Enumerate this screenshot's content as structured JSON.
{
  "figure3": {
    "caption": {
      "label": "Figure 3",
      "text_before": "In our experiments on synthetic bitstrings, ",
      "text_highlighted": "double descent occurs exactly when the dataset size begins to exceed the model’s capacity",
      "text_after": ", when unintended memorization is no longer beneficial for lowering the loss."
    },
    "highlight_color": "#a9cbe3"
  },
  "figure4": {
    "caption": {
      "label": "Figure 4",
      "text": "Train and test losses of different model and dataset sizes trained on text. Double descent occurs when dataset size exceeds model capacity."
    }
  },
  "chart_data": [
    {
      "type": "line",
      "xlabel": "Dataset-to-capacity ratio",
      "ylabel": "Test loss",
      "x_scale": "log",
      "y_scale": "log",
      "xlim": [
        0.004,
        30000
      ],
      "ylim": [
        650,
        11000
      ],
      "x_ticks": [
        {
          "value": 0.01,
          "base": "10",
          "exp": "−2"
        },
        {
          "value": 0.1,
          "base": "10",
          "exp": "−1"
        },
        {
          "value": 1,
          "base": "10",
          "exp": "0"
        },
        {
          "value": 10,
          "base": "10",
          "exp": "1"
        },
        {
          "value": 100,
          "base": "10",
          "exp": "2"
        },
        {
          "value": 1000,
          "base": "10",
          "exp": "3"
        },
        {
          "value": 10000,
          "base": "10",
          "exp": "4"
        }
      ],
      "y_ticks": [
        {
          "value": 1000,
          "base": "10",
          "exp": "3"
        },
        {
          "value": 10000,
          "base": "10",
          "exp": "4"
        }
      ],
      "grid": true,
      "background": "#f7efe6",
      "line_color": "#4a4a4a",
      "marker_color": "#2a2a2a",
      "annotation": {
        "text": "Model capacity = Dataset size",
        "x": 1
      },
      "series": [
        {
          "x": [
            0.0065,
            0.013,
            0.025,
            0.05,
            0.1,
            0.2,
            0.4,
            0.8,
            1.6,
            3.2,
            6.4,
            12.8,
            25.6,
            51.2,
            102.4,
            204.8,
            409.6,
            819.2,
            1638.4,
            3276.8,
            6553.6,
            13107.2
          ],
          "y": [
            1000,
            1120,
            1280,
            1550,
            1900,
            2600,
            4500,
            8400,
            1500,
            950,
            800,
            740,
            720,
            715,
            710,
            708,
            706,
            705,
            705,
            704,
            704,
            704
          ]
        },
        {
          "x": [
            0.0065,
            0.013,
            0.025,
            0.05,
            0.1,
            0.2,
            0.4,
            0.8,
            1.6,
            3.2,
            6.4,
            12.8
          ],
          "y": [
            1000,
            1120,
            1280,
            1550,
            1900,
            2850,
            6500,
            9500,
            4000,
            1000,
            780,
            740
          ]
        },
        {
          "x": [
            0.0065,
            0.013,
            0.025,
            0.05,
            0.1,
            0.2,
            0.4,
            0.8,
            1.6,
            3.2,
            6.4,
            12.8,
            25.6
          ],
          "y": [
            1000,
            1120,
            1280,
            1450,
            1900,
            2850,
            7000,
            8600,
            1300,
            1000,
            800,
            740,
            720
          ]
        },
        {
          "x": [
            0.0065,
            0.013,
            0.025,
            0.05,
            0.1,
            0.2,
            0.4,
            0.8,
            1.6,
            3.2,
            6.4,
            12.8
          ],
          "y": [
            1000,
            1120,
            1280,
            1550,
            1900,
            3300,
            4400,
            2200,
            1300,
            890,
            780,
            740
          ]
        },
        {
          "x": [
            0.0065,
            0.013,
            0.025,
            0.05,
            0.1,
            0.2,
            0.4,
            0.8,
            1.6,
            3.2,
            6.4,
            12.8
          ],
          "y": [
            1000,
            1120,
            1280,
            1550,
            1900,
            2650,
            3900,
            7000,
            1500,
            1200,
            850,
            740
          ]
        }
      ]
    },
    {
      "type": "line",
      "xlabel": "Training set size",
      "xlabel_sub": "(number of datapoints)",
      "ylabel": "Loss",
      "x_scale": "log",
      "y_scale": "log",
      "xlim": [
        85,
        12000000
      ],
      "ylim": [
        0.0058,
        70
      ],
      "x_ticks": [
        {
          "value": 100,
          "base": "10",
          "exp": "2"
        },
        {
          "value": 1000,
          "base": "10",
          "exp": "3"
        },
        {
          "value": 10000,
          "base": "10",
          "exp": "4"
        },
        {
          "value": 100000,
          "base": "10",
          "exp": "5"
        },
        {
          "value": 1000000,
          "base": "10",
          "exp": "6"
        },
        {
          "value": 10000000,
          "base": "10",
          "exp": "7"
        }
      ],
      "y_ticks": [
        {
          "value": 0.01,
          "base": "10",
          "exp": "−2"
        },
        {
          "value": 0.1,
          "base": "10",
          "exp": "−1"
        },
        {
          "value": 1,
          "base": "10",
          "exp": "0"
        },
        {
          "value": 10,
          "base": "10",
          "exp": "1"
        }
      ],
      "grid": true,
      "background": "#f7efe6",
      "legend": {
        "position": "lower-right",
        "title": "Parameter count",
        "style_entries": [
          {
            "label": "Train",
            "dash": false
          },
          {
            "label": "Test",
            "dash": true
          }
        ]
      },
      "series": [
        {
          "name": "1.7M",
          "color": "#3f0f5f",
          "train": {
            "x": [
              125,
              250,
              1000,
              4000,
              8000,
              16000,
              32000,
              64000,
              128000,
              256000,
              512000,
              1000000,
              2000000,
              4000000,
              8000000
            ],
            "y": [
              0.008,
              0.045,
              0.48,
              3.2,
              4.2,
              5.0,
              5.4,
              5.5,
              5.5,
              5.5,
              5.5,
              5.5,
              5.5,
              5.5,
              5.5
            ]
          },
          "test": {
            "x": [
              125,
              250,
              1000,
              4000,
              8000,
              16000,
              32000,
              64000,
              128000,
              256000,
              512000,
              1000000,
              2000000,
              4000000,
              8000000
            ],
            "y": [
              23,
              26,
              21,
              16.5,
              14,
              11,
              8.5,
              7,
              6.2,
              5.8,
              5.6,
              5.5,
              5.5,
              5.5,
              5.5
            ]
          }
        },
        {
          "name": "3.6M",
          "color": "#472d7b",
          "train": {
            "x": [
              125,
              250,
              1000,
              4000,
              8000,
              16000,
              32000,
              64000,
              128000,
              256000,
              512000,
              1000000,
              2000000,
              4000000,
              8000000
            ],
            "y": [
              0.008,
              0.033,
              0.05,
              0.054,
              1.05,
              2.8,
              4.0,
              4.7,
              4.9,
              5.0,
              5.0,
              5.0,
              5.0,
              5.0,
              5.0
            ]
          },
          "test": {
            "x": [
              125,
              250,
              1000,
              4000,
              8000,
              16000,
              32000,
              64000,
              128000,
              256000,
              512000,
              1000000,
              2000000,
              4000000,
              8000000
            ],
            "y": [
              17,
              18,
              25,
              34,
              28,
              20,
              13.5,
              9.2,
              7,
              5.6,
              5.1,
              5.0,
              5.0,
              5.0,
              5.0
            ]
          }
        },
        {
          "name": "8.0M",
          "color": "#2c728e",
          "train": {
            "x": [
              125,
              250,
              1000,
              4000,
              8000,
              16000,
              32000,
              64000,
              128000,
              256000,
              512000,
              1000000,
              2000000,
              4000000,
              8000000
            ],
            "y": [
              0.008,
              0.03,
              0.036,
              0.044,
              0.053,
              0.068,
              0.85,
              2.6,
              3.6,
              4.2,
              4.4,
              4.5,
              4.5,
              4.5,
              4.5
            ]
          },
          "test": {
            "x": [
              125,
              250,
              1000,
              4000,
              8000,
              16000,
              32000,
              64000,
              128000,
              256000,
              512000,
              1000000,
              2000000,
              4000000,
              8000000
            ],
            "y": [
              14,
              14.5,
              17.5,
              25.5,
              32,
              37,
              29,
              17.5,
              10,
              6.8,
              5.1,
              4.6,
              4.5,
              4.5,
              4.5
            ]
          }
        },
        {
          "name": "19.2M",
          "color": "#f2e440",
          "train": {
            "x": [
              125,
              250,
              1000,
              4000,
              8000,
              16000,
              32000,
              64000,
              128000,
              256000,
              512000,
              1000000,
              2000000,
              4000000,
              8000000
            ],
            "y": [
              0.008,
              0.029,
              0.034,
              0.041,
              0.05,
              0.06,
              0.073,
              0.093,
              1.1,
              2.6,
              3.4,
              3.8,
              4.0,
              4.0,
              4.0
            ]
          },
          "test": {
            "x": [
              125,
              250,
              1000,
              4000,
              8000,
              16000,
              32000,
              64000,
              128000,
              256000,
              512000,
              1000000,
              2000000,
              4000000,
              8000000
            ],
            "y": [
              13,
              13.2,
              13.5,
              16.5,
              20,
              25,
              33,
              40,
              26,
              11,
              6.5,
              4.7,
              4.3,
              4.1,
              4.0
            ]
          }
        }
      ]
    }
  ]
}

Exercise directions - Out of the records, collect only those lines that contain the string "when".

Finished exercise -
      "text_highlighted": "double descent occurs exactly when the dataset size begins to exceed the model’s capacity",
      "text_after": ", when unintended memorization is no longer beneficial for lowering the loss."
      "text": "Train and test losses of different model and dataset sizes trained on text. Double descent occurs when dataset size exceeds model capacity."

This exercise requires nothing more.